(WHAT YOU NEED TO DO):
Restate the whole listing word for word. Pictures are left out.
----
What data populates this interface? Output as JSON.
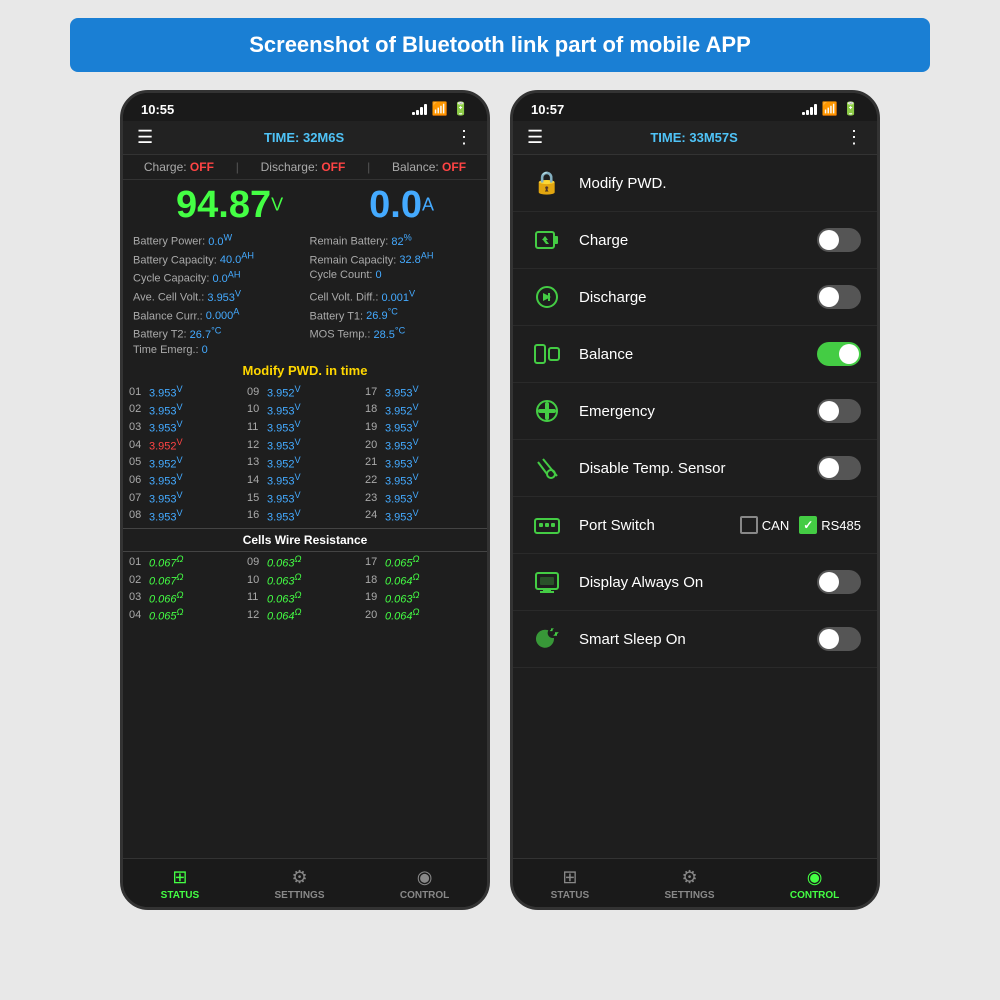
{
  "page": {
    "banner": "Screenshot of Bluetooth link part of mobile APP"
  },
  "phone_left": {
    "status_bar": {
      "time": "10:55"
    },
    "top_bar": {
      "time_label": "TIME: 32M6S"
    },
    "charge_status": {
      "charge_label": "Charge:",
      "charge_val": "OFF",
      "discharge_label": "Discharge:",
      "discharge_val": "OFF",
      "balance_label": "Balance:",
      "balance_val": "OFF"
    },
    "voltage": "94.87",
    "voltage_unit": "V",
    "current": "0.0",
    "current_unit": "A",
    "stats": [
      {
        "label": "Battery Power:",
        "val": "0.0",
        "unit": "W"
      },
      {
        "label": "Remain Battery:",
        "val": "82",
        "unit": "%"
      },
      {
        "label": "Battery Capacity:",
        "val": "40.0",
        "unit": "AH"
      },
      {
        "label": "Remain Capacity:",
        "val": "32.8",
        "unit": "AH"
      },
      {
        "label": "Cycle Capacity:",
        "val": "0.0",
        "unit": "AH"
      },
      {
        "label": "Cycle Count:",
        "val": "0",
        "unit": ""
      },
      {
        "label": "Ave. Cell Volt.:",
        "val": "3.953",
        "unit": "V"
      },
      {
        "label": "Cell Volt. Diff.:",
        "val": "0.001",
        "unit": "V"
      },
      {
        "label": "Balance Curr.:",
        "val": "0.000",
        "unit": "A"
      },
      {
        "label": "Battery T1:",
        "val": "26.9",
        "unit": "°C"
      },
      {
        "label": "Battery T2:",
        "val": "26.7",
        "unit": "°C"
      },
      {
        "label": "MOS Temp.:",
        "val": "28.5",
        "unit": "°C"
      },
      {
        "label": "Time Emerg.:",
        "val": "0",
        "unit": ""
      }
    ],
    "modify_label": "Modify PWD. in time",
    "cells": [
      {
        "num": "01",
        "val": "3.953",
        "red": false
      },
      {
        "num": "09",
        "val": "3.952",
        "red": false
      },
      {
        "num": "17",
        "val": "3.953",
        "red": false
      },
      {
        "num": "02",
        "val": "3.953",
        "red": false
      },
      {
        "num": "10",
        "val": "3.953",
        "red": false
      },
      {
        "num": "18",
        "val": "3.952",
        "red": false
      },
      {
        "num": "03",
        "val": "3.953",
        "red": false
      },
      {
        "num": "11",
        "val": "3.953",
        "red": false
      },
      {
        "num": "19",
        "val": "3.953",
        "red": false
      },
      {
        "num": "04",
        "val": "3.952",
        "red": true
      },
      {
        "num": "12",
        "val": "3.953",
        "red": false
      },
      {
        "num": "20",
        "val": "3.953",
        "red": false
      },
      {
        "num": "05",
        "val": "3.952",
        "red": false
      },
      {
        "num": "13",
        "val": "3.952",
        "red": false
      },
      {
        "num": "21",
        "val": "3.953",
        "red": false
      },
      {
        "num": "06",
        "val": "3.953",
        "red": false
      },
      {
        "num": "14",
        "val": "3.953",
        "red": false
      },
      {
        "num": "22",
        "val": "3.953",
        "red": false
      },
      {
        "num": "07",
        "val": "3.953",
        "red": false
      },
      {
        "num": "15",
        "val": "3.953",
        "red": false
      },
      {
        "num": "23",
        "val": "3.953",
        "red": false
      },
      {
        "num": "08",
        "val": "3.953",
        "red": false
      },
      {
        "num": "16",
        "val": "3.953",
        "red": false
      },
      {
        "num": "24",
        "val": "3.953",
        "red": false
      }
    ],
    "resistance_label": "Cells Wire Resistance",
    "resistances": [
      {
        "num": "01",
        "val": "0.067"
      },
      {
        "num": "09",
        "val": "0.063"
      },
      {
        "num": "17",
        "val": "0.065"
      },
      {
        "num": "02",
        "val": "0.067"
      },
      {
        "num": "10",
        "val": "0.063"
      },
      {
        "num": "18",
        "val": "0.064"
      },
      {
        "num": "03",
        "val": "0.066"
      },
      {
        "num": "11",
        "val": "0.063"
      },
      {
        "num": "19",
        "val": "0.063"
      },
      {
        "num": "04",
        "val": "0.065"
      },
      {
        "num": "12",
        "val": "0.064"
      },
      {
        "num": "20",
        "val": "0.064"
      }
    ],
    "nav": [
      {
        "label": "STATUS",
        "icon": "⊞",
        "active": true
      },
      {
        "label": "SETTINGS",
        "icon": "⚙",
        "active": false
      },
      {
        "label": "CONTROL",
        "icon": "◉",
        "active": false
      }
    ]
  },
  "phone_right": {
    "status_bar": {
      "time": "10:57"
    },
    "top_bar": {
      "time_label": "TIME: 33M57S"
    },
    "controls": [
      {
        "id": "modify-pwd",
        "label": "Modify PWD.",
        "icon": "🔒",
        "type": "none",
        "toggle": null
      },
      {
        "id": "charge",
        "label": "Charge",
        "icon": "🔋",
        "type": "toggle",
        "toggle": false
      },
      {
        "id": "discharge",
        "label": "Discharge",
        "icon": "♻",
        "type": "toggle",
        "toggle": false
      },
      {
        "id": "balance",
        "label": "Balance",
        "icon": "🔋",
        "type": "toggle",
        "toggle": true
      },
      {
        "id": "emergency",
        "label": "Emergency",
        "icon": "⚡",
        "type": "toggle",
        "toggle": false
      },
      {
        "id": "disable-temp",
        "label": "Disable Temp. Sensor",
        "icon": "🌡",
        "type": "toggle",
        "toggle": false
      },
      {
        "id": "port-switch",
        "label": "Port Switch",
        "icon": "⌨",
        "type": "port",
        "can": false,
        "rs485": true
      },
      {
        "id": "display-always",
        "label": "Display Always On",
        "icon": "🖥",
        "type": "toggle",
        "toggle": false
      },
      {
        "id": "smart-sleep",
        "label": "Smart Sleep On",
        "icon": "🌙",
        "type": "toggle",
        "toggle": false
      }
    ],
    "nav": [
      {
        "label": "STATUS",
        "icon": "⊞",
        "active": false
      },
      {
        "label": "SETTINGS",
        "icon": "⚙",
        "active": false
      },
      {
        "label": "CONTROL",
        "icon": "◉",
        "active": true
      }
    ]
  }
}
----
(OUTPUT OF THE EXERCISE):
What data populates this interface? Output as JSON.
{
  "page": {
    "banner": "Screenshot of Bluetooth link part of mobile APP"
  },
  "phone_left": {
    "status_bar": {
      "time": "10:55"
    },
    "top_bar": {
      "time_label": "TIME: 32M6S"
    },
    "charge_status": {
      "charge_label": "Charge:",
      "charge_val": "OFF",
      "discharge_label": "Discharge:",
      "discharge_val": "OFF",
      "balance_label": "Balance:",
      "balance_val": "OFF"
    },
    "voltage": "94.87",
    "voltage_unit": "V",
    "current": "0.0",
    "current_unit": "A",
    "stats": [
      {
        "label": "Battery Power:",
        "val": "0.0",
        "unit": "W"
      },
      {
        "label": "Remain Battery:",
        "val": "82",
        "unit": "%"
      },
      {
        "label": "Battery Capacity:",
        "val": "40.0",
        "unit": "AH"
      },
      {
        "label": "Remain Capacity:",
        "val": "32.8",
        "unit": "AH"
      },
      {
        "label": "Cycle Capacity:",
        "val": "0.0",
        "unit": "AH"
      },
      {
        "label": "Cycle Count:",
        "val": "0",
        "unit": ""
      },
      {
        "label": "Ave. Cell Volt.:",
        "val": "3.953",
        "unit": "V"
      },
      {
        "label": "Cell Volt. Diff.:",
        "val": "0.001",
        "unit": "V"
      },
      {
        "label": "Balance Curr.:",
        "val": "0.000",
        "unit": "A"
      },
      {
        "label": "Battery T1:",
        "val": "26.9",
        "unit": "°C"
      },
      {
        "label": "Battery T2:",
        "val": "26.7",
        "unit": "°C"
      },
      {
        "label": "MOS Temp.:",
        "val": "28.5",
        "unit": "°C"
      },
      {
        "label": "Time Emerg.:",
        "val": "0",
        "unit": ""
      }
    ],
    "modify_label": "Modify PWD. in time",
    "cells": [
      {
        "num": "01",
        "val": "3.953",
        "red": false
      },
      {
        "num": "09",
        "val": "3.952",
        "red": false
      },
      {
        "num": "17",
        "val": "3.953",
        "red": false
      },
      {
        "num": "02",
        "val": "3.953",
        "red": false
      },
      {
        "num": "10",
        "val": "3.953",
        "red": false
      },
      {
        "num": "18",
        "val": "3.952",
        "red": false
      },
      {
        "num": "03",
        "val": "3.953",
        "red": false
      },
      {
        "num": "11",
        "val": "3.953",
        "red": false
      },
      {
        "num": "19",
        "val": "3.953",
        "red": false
      },
      {
        "num": "04",
        "val": "3.952",
        "red": true
      },
      {
        "num": "12",
        "val": "3.953",
        "red": false
      },
      {
        "num": "20",
        "val": "3.953",
        "red": false
      },
      {
        "num": "05",
        "val": "3.952",
        "red": false
      },
      {
        "num": "13",
        "val": "3.952",
        "red": false
      },
      {
        "num": "21",
        "val": "3.953",
        "red": false
      },
      {
        "num": "06",
        "val": "3.953",
        "red": false
      },
      {
        "num": "14",
        "val": "3.953",
        "red": false
      },
      {
        "num": "22",
        "val": "3.953",
        "red": false
      },
      {
        "num": "07",
        "val": "3.953",
        "red": false
      },
      {
        "num": "15",
        "val": "3.953",
        "red": false
      },
      {
        "num": "23",
        "val": "3.953",
        "red": false
      },
      {
        "num": "08",
        "val": "3.953",
        "red": false
      },
      {
        "num": "16",
        "val": "3.953",
        "red": false
      },
      {
        "num": "24",
        "val": "3.953",
        "red": false
      }
    ],
    "resistance_label": "Cells Wire Resistance",
    "resistances": [
      {
        "num": "01",
        "val": "0.067"
      },
      {
        "num": "09",
        "val": "0.063"
      },
      {
        "num": "17",
        "val": "0.065"
      },
      {
        "num": "02",
        "val": "0.067"
      },
      {
        "num": "10",
        "val": "0.063"
      },
      {
        "num": "18",
        "val": "0.064"
      },
      {
        "num": "03",
        "val": "0.066"
      },
      {
        "num": "11",
        "val": "0.063"
      },
      {
        "num": "19",
        "val": "0.063"
      },
      {
        "num": "04",
        "val": "0.065"
      },
      {
        "num": "12",
        "val": "0.064"
      },
      {
        "num": "20",
        "val": "0.064"
      }
    ],
    "nav": [
      {
        "label": "STATUS",
        "icon": "⊞",
        "active": true
      },
      {
        "label": "SETTINGS",
        "icon": "⚙",
        "active": false
      },
      {
        "label": "CONTROL",
        "icon": "◉",
        "active": false
      }
    ]
  },
  "phone_right": {
    "status_bar": {
      "time": "10:57"
    },
    "top_bar": {
      "time_label": "TIME: 33M57S"
    },
    "controls": [
      {
        "id": "modify-pwd",
        "label": "Modify PWD.",
        "icon": "🔒",
        "type": "none",
        "toggle": null
      },
      {
        "id": "charge",
        "label": "Charge",
        "icon": "🔋",
        "type": "toggle",
        "toggle": false
      },
      {
        "id": "discharge",
        "label": "Discharge",
        "icon": "♻",
        "type": "toggle",
        "toggle": false
      },
      {
        "id": "balance",
        "label": "Balance",
        "icon": "🔋",
        "type": "toggle",
        "toggle": true
      },
      {
        "id": "emergency",
        "label": "Emergency",
        "icon": "⚡",
        "type": "toggle",
        "toggle": false
      },
      {
        "id": "disable-temp",
        "label": "Disable Temp. Sensor",
        "icon": "🌡",
        "type": "toggle",
        "toggle": false
      },
      {
        "id": "port-switch",
        "label": "Port Switch",
        "icon": "⌨",
        "type": "port",
        "can": false,
        "rs485": true
      },
      {
        "id": "display-always",
        "label": "Display Always On",
        "icon": "🖥",
        "type": "toggle",
        "toggle": false
      },
      {
        "id": "smart-sleep",
        "label": "Smart Sleep On",
        "icon": "🌙",
        "type": "toggle",
        "toggle": false
      }
    ],
    "nav": [
      {
        "label": "STATUS",
        "icon": "⊞",
        "active": false
      },
      {
        "label": "SETTINGS",
        "icon": "⚙",
        "active": false
      },
      {
        "label": "CONTROL",
        "icon": "◉",
        "active": true
      }
    ]
  }
}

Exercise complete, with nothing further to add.